*GIVEN REQUEST*
Below are some records. Pull every line that contains the word "已知函数".

--- begin ---

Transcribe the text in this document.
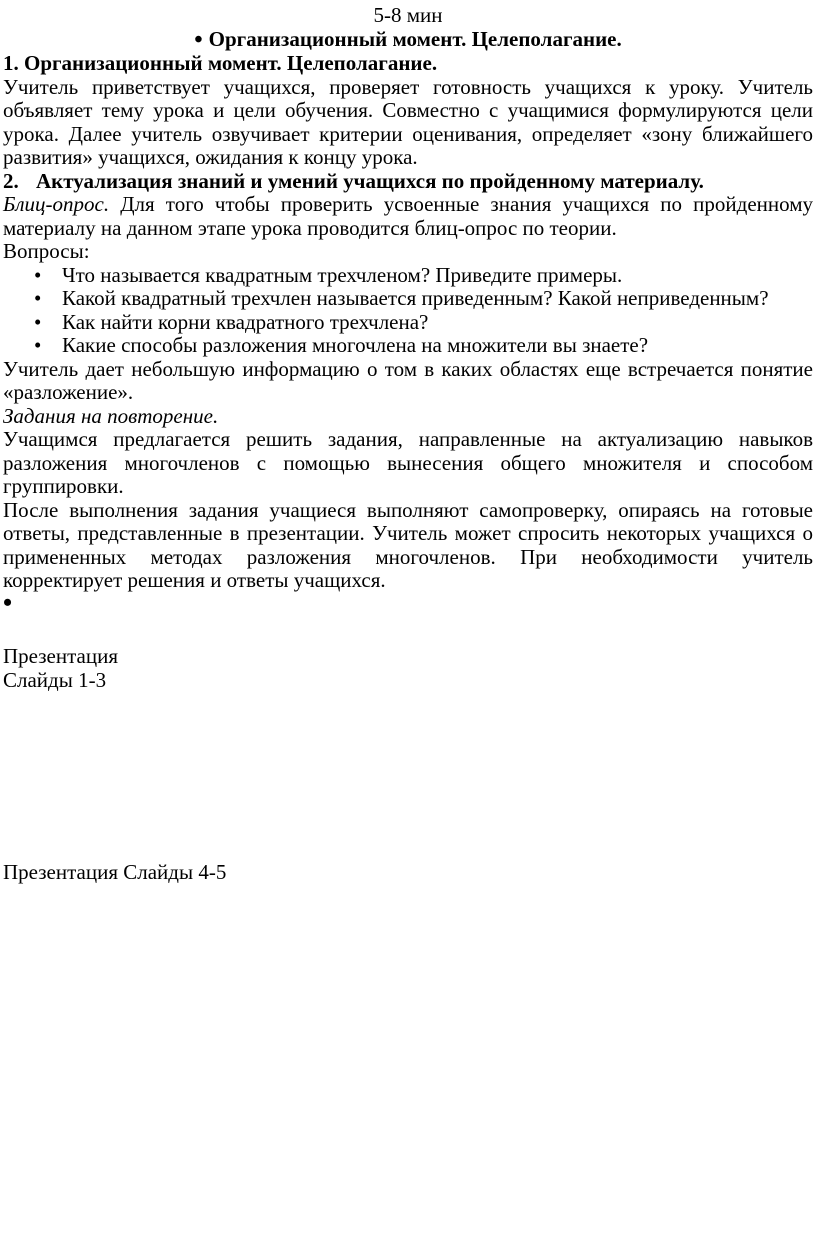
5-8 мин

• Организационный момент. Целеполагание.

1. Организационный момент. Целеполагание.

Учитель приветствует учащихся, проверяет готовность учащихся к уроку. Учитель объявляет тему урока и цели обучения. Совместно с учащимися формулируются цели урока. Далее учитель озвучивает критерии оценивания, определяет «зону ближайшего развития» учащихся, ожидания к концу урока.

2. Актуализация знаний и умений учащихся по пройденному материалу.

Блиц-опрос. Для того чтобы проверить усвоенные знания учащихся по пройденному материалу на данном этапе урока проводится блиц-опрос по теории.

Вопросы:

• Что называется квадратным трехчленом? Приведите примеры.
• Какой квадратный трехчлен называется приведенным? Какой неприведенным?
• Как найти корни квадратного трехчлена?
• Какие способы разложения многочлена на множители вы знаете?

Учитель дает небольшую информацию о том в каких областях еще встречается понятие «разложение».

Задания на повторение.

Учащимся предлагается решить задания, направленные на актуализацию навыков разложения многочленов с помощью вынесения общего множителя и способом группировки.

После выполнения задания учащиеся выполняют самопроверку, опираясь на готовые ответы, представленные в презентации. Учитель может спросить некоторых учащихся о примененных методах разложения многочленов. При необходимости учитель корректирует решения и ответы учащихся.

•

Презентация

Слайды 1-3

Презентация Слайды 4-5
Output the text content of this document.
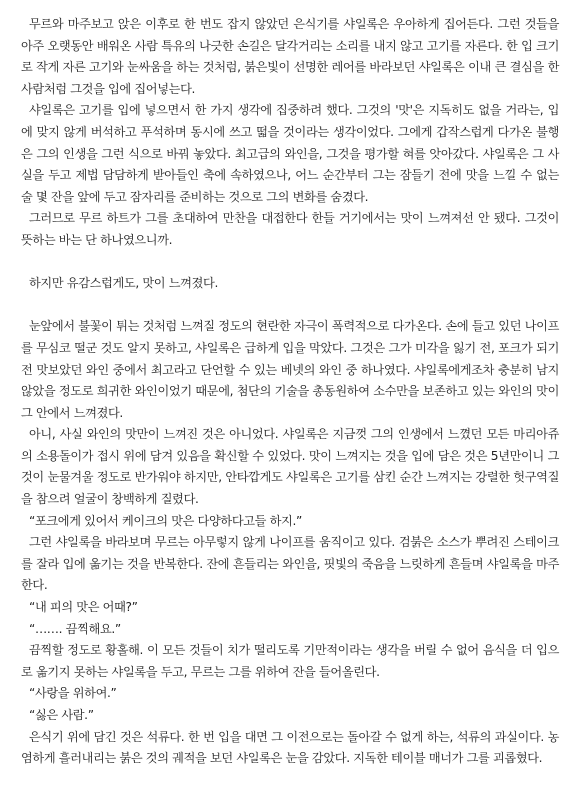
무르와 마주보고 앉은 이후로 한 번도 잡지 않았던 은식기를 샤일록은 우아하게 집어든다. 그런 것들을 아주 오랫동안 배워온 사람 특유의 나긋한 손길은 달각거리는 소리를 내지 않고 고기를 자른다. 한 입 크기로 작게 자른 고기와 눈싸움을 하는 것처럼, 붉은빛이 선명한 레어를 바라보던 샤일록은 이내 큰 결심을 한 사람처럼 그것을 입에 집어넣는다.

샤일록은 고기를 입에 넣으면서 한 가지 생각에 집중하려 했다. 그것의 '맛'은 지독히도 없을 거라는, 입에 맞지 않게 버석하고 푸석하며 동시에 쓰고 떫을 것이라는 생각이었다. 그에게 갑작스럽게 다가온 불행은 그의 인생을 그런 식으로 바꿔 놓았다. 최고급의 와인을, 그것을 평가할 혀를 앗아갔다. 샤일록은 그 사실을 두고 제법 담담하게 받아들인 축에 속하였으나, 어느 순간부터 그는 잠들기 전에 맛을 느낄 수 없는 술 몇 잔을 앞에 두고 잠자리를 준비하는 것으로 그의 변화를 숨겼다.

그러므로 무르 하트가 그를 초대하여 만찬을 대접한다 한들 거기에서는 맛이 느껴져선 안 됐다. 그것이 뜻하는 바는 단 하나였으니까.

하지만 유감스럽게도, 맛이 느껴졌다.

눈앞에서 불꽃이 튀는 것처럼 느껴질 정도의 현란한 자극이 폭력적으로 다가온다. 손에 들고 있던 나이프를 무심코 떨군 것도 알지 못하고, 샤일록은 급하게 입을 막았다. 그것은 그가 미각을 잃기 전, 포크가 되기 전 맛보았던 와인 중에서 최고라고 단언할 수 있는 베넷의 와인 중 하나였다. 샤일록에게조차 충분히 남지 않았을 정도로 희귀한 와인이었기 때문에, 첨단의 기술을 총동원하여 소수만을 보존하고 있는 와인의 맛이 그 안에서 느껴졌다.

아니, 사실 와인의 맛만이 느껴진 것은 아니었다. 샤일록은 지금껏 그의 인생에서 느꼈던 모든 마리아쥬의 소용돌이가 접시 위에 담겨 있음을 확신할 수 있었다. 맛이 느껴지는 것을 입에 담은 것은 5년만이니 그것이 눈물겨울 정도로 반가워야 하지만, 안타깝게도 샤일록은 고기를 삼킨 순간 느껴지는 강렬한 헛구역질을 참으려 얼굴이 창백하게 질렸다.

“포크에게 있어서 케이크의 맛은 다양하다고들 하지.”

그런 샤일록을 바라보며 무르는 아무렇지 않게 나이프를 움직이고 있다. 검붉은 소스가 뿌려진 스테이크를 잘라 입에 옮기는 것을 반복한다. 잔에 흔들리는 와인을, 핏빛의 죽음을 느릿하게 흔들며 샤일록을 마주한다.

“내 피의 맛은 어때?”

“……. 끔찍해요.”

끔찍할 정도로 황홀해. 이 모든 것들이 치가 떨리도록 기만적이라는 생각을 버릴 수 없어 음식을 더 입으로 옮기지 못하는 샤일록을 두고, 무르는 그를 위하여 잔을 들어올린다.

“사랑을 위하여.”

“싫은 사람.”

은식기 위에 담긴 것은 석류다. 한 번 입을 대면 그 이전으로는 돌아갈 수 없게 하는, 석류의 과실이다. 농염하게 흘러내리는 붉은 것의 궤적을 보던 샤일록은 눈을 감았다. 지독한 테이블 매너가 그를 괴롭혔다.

--- end ---
--- begin ---

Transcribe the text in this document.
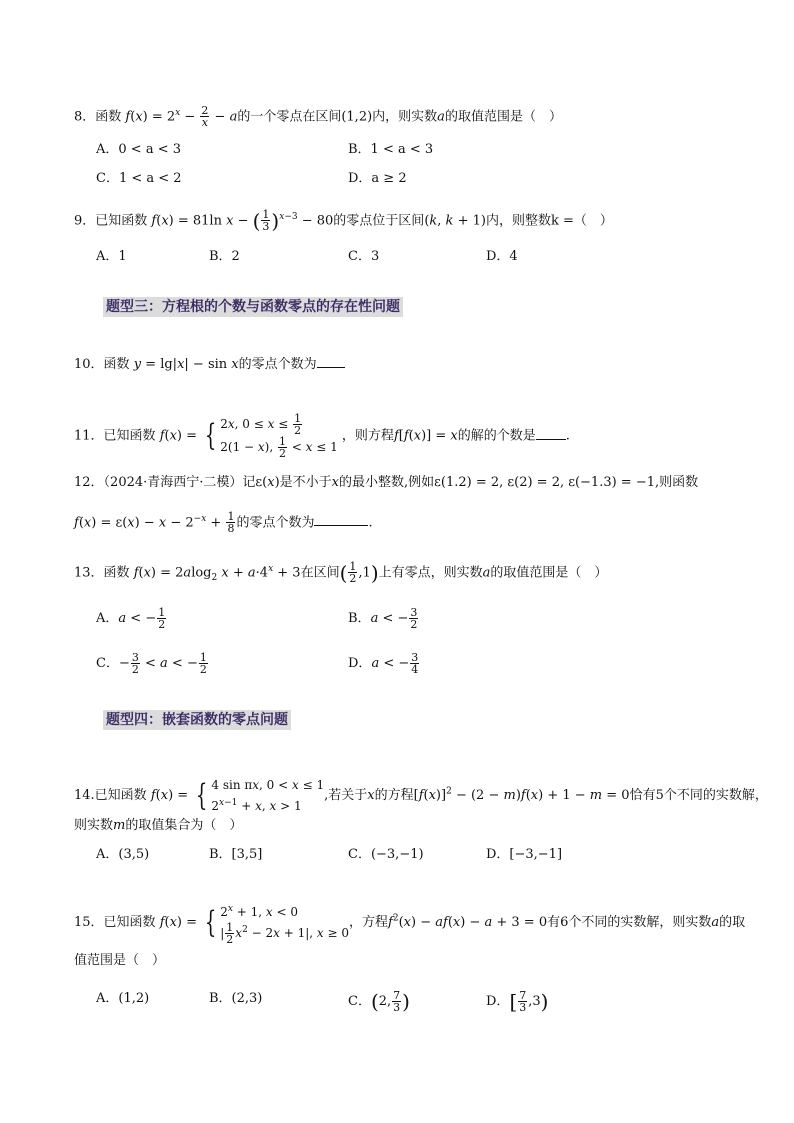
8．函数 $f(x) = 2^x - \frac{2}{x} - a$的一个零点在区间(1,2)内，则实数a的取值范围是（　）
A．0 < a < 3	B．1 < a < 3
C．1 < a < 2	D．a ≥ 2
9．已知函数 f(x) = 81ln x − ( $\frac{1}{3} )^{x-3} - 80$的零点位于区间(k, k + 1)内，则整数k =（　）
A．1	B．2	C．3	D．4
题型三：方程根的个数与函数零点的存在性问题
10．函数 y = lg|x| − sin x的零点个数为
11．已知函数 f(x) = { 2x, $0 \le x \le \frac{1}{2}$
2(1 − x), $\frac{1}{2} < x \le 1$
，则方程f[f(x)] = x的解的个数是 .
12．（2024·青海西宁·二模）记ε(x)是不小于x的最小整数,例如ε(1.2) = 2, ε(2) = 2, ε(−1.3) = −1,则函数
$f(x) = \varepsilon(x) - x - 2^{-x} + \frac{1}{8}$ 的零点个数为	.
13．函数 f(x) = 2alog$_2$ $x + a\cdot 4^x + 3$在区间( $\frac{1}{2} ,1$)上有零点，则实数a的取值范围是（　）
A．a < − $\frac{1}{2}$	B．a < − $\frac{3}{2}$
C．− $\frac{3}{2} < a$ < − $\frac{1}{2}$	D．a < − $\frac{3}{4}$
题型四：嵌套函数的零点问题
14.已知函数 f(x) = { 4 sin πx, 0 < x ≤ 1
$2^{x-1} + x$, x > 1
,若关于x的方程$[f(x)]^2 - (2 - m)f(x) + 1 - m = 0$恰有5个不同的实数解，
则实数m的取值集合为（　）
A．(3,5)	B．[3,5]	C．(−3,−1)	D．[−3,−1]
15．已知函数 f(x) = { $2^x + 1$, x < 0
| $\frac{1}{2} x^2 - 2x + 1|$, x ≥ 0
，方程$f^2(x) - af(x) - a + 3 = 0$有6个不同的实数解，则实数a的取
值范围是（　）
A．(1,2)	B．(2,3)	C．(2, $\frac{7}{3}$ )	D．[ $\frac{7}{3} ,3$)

--- end ---
--- begin ---

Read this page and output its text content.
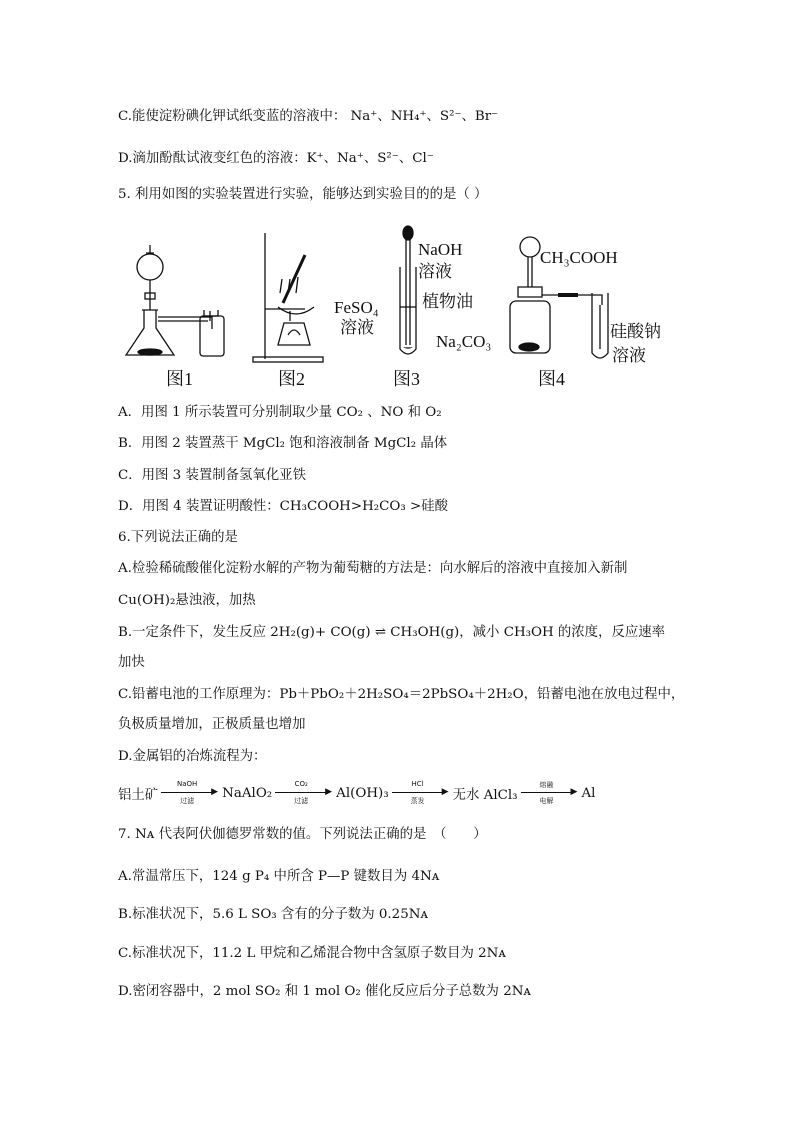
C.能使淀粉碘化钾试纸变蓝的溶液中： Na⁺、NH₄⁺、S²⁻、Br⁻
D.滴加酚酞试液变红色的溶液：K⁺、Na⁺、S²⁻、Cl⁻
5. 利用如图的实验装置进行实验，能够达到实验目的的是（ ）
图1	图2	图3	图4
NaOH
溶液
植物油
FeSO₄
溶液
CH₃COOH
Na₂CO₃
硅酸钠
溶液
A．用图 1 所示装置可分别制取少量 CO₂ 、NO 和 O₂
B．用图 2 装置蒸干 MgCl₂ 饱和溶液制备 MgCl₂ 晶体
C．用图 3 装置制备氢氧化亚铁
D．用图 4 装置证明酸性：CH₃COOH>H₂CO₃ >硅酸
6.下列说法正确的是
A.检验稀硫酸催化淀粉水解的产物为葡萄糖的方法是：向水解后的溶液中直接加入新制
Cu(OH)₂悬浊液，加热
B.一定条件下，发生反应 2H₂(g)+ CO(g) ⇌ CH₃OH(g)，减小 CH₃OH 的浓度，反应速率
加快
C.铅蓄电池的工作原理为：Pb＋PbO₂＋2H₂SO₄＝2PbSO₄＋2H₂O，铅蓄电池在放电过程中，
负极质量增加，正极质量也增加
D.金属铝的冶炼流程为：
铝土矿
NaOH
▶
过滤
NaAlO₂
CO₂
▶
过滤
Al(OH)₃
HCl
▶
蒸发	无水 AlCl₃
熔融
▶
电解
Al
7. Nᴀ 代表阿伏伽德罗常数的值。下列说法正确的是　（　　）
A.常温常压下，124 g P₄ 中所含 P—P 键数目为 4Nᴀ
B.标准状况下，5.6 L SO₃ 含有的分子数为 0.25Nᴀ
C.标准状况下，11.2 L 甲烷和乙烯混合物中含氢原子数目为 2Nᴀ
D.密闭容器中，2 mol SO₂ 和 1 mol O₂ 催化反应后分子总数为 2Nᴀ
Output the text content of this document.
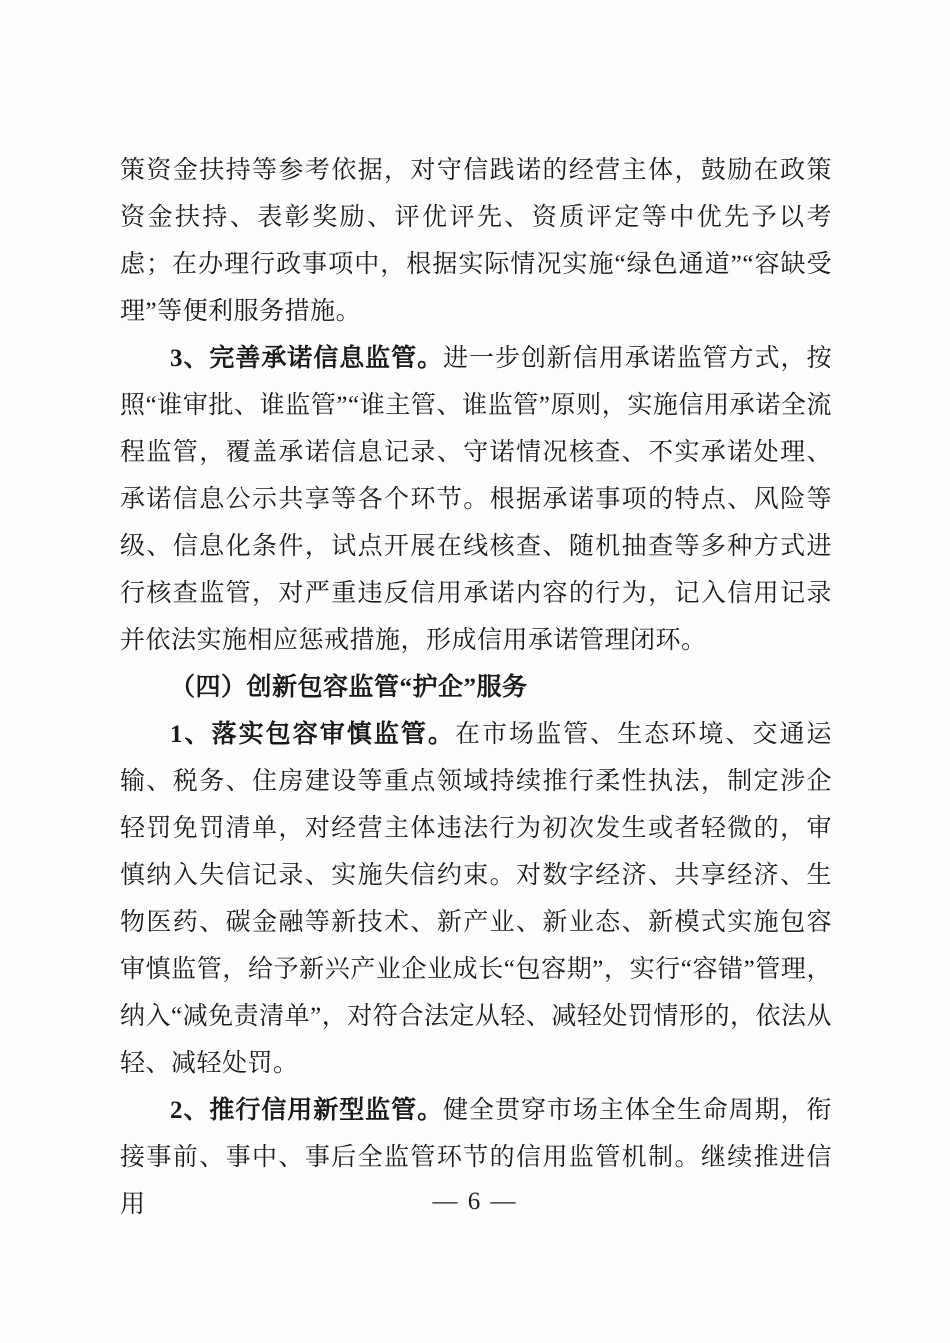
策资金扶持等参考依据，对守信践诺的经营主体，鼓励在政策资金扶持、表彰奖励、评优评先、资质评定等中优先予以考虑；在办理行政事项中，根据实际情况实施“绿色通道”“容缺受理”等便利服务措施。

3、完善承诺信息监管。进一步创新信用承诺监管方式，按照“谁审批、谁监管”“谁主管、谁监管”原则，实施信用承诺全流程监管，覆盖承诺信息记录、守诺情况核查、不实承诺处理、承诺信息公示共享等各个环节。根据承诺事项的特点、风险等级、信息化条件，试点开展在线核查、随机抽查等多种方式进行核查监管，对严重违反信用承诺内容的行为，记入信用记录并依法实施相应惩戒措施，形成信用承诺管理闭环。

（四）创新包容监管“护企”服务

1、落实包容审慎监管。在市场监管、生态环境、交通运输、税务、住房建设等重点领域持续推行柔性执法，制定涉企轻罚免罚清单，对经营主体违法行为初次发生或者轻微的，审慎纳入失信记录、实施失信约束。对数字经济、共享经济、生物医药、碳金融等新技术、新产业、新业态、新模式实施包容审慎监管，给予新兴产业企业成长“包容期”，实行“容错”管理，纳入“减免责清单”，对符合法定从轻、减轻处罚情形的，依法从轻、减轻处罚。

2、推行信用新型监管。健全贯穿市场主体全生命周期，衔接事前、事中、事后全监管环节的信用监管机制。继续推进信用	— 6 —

--- end ---

*COMPLETED EXERCISE*
9．已知函数 f(x) = 81ln x − ( $\frac{1}{3} )^{x-3} - 80$的零点位于区间(k, k + 1)内，则整数k =（　）
11．已知函数 f(x) = { 2x, $0 \le x \le \frac{1}{2}$
14.已知函数 f(x) = { 4 sin πx, 0 < x ≤ 1
15．已知函数 f(x) = { $2^x + 1$, x < 0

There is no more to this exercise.